Task goal
Report each line of the data that has "Европы" somewhere in it.

Input rows
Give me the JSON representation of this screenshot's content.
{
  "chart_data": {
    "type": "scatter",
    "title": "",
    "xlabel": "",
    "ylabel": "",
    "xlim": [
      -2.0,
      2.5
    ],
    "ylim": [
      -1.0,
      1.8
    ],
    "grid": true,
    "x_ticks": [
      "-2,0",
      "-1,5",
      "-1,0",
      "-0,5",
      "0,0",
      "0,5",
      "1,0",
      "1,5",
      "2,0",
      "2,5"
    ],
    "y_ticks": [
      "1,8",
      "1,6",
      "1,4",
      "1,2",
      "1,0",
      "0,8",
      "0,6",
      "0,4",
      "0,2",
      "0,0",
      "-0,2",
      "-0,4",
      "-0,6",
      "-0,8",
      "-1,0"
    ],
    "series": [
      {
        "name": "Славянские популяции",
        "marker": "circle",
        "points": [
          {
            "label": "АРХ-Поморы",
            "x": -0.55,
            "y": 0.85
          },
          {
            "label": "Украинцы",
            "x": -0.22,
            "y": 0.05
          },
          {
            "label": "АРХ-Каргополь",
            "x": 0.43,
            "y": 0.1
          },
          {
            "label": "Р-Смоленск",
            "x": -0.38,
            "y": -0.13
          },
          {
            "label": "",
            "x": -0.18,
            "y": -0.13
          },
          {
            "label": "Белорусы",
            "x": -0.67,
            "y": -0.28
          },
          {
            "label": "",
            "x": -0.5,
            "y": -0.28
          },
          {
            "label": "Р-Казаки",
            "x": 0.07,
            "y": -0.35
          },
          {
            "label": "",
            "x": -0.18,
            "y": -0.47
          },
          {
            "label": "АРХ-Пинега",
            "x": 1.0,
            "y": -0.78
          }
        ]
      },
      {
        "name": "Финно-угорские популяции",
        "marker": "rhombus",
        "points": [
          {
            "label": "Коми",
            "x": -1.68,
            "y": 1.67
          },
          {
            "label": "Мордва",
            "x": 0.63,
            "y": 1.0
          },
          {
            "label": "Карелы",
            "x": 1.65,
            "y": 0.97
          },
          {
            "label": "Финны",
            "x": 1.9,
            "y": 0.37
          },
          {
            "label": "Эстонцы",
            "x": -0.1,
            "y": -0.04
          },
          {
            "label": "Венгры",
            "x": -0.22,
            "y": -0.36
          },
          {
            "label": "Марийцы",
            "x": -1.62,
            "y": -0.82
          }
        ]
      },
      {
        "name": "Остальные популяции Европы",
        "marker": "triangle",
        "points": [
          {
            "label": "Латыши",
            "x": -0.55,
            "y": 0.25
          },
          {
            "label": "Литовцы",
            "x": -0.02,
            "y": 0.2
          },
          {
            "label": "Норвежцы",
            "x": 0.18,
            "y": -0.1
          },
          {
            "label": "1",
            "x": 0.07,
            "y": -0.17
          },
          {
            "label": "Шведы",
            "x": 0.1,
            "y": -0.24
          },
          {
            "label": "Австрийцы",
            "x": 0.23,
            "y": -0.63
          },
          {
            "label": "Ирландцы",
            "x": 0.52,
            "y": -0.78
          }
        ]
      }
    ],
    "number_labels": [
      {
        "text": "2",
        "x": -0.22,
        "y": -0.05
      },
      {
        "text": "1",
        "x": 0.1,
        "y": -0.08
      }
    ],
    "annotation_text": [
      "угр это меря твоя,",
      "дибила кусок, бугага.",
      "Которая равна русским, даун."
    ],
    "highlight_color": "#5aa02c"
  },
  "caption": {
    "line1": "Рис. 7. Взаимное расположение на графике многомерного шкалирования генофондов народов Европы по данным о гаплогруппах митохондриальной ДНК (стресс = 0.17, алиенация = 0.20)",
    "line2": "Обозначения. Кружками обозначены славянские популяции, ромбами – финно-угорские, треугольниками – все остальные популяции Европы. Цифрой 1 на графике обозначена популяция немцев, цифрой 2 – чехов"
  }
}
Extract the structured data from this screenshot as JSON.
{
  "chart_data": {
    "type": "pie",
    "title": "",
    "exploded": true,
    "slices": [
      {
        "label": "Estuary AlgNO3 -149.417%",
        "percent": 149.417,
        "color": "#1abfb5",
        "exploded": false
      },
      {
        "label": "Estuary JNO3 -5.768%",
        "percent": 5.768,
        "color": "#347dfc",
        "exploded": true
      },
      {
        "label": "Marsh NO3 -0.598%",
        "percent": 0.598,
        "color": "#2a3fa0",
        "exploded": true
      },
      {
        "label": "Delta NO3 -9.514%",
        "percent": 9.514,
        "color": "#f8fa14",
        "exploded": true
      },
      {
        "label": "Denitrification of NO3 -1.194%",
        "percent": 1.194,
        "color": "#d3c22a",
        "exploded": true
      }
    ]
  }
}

Complete answer
        "name": "Остальные популяции Европы",
    "line1": "Рис. 7. Взаимное расположение на графике многомерного шкалирования генофондов народов Европы по данным о гаплогруппах митохондриальной ДНК (стресс = 0.17, алиенация = 0.20)",
    "line2": "Обозначения. Кружками обозначены славянские популяции, ромбами – финно-угорские, треугольниками – все остальные популяции Европы. Цифрой 1 на графике обозначена популяция немцев, цифрой 2 – чехов"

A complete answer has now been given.